◆ Stored records ◆
________________________
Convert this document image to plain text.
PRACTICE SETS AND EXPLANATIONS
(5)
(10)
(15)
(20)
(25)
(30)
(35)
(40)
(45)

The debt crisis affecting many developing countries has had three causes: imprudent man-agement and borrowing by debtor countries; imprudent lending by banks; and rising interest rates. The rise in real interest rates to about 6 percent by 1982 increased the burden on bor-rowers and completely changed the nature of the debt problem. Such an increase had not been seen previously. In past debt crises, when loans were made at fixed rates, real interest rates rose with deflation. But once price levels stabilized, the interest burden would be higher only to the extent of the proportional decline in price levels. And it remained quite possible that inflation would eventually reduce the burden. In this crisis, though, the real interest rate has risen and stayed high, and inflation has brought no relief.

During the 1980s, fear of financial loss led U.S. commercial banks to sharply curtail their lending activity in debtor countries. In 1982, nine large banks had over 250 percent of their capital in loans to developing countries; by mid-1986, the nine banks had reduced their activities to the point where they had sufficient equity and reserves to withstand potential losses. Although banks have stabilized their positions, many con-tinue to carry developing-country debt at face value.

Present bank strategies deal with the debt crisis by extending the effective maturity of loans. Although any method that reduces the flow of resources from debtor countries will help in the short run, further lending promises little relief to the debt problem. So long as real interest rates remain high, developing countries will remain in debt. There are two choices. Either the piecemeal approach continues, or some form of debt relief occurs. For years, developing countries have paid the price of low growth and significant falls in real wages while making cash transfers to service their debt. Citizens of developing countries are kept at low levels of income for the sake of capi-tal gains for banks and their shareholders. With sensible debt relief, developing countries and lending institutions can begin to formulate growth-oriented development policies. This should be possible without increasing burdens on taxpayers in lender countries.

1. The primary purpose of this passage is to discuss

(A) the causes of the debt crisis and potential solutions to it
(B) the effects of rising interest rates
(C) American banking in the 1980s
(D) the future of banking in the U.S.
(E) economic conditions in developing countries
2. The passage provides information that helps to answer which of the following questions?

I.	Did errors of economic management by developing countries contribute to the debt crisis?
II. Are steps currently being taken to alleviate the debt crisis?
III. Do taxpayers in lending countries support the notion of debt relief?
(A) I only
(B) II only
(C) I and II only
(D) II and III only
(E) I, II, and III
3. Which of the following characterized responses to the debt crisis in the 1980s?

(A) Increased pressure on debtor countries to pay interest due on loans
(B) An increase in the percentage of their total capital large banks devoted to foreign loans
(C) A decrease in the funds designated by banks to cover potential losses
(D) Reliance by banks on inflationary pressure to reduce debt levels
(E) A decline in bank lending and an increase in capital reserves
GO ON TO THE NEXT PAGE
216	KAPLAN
________________________
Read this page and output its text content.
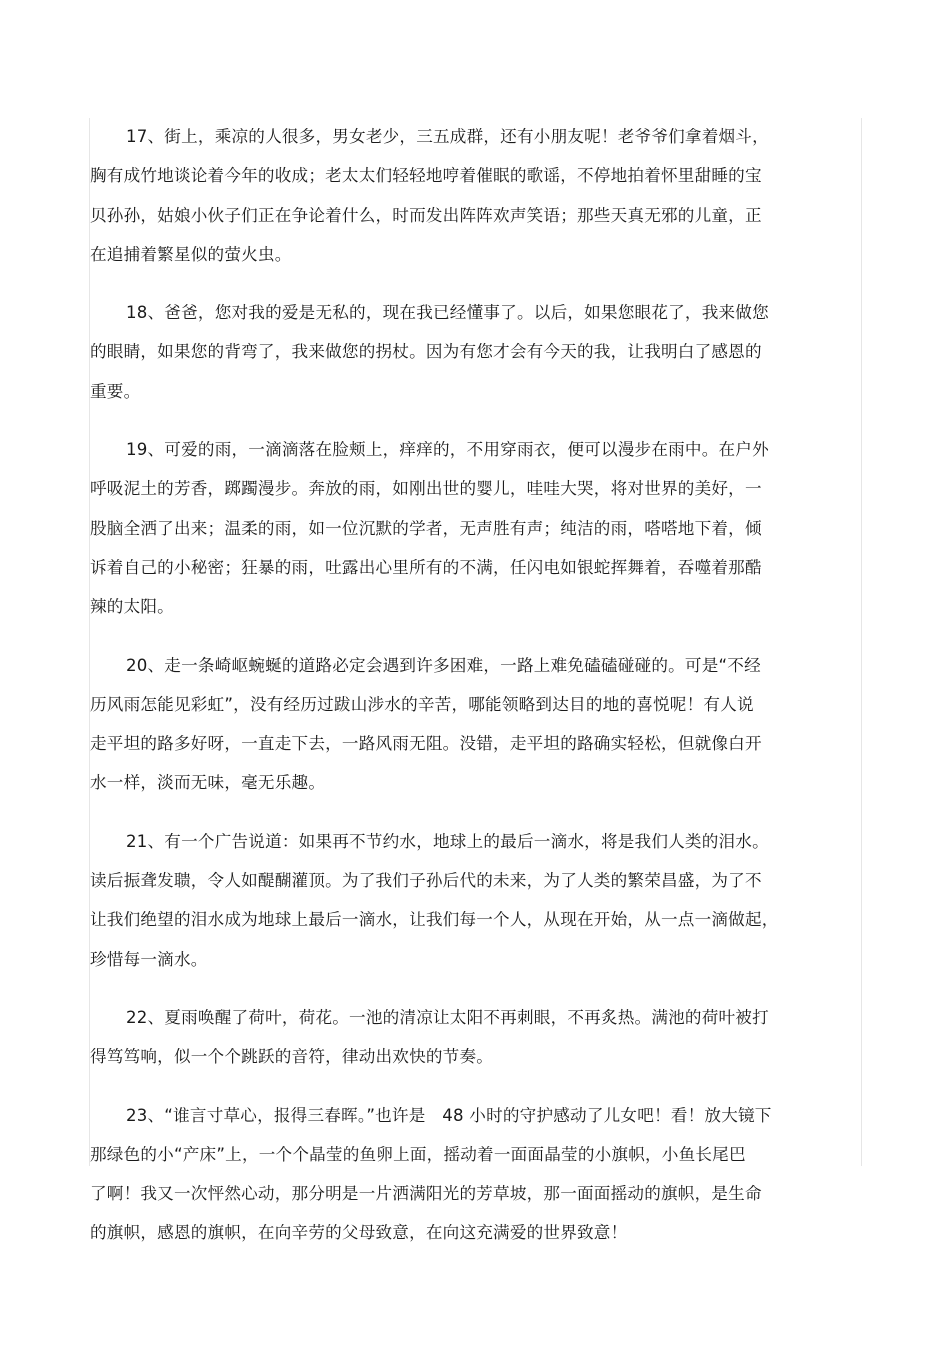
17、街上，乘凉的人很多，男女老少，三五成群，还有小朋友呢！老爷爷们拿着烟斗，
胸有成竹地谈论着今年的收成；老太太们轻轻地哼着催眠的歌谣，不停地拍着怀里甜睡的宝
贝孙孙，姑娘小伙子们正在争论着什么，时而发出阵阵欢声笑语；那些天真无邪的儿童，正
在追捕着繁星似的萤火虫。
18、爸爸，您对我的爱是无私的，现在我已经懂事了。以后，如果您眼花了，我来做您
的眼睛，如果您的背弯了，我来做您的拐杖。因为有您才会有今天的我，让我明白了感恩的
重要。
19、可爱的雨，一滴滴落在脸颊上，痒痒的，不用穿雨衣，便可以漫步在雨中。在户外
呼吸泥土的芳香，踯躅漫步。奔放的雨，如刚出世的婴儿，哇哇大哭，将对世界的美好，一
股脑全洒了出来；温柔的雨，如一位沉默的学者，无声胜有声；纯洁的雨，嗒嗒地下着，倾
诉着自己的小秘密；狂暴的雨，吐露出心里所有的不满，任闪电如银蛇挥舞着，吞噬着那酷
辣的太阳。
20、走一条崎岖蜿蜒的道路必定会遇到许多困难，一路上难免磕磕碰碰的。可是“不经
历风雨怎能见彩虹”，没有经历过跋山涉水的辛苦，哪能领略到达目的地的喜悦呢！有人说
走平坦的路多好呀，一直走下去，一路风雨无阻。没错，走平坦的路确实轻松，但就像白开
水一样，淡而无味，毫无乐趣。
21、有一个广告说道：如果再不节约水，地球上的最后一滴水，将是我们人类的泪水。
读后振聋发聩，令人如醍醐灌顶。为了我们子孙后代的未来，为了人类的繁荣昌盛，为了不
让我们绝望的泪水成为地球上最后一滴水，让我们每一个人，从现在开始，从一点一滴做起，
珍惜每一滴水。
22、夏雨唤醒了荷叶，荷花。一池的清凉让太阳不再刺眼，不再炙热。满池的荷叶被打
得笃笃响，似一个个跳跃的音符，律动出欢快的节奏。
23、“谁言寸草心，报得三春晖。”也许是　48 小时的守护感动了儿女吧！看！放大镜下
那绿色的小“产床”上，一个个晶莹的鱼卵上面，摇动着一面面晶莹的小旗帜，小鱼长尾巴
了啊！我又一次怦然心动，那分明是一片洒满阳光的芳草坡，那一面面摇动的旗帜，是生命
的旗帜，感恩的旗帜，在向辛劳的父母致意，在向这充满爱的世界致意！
________________________
Make a tally of the lines in this data that include the string "potential", and answer with that tally alone.

3